[Data for analysis Boundary: Start]

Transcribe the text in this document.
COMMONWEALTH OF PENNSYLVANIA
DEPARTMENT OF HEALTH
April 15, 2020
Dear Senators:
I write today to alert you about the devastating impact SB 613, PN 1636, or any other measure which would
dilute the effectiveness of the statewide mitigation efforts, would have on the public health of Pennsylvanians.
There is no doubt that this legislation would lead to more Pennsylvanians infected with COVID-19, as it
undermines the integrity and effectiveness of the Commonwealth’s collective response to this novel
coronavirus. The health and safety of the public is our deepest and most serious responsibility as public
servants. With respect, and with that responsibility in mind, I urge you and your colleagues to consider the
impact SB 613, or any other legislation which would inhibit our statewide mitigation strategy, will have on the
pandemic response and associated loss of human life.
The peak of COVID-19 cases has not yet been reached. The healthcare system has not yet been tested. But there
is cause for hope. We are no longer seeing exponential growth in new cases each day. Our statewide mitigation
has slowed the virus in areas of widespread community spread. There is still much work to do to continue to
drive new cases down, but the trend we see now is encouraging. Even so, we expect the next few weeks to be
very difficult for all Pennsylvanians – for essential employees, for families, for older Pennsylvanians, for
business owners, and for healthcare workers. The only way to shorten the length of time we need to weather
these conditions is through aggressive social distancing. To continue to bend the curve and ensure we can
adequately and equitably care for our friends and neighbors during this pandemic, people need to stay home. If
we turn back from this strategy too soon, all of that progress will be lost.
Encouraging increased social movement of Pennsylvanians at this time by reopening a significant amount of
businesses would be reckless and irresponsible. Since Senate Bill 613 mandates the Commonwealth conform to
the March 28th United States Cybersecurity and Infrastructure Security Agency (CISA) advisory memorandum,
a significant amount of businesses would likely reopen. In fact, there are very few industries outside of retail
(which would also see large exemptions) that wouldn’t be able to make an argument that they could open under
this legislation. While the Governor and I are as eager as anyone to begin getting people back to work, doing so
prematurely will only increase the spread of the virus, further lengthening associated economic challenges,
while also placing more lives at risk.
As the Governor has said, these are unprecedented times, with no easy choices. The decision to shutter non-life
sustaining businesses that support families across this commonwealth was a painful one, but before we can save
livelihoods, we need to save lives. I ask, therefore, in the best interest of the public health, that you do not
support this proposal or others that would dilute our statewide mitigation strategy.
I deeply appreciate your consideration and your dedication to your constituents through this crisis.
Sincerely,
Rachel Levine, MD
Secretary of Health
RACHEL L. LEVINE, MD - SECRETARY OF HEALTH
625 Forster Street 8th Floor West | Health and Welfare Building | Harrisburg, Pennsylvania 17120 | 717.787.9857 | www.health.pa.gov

[Data for analysis Boundary: End]

### Problem details
Please count how many lines in the preceding records hold the word "amount", then give only that number.

### Task solution
2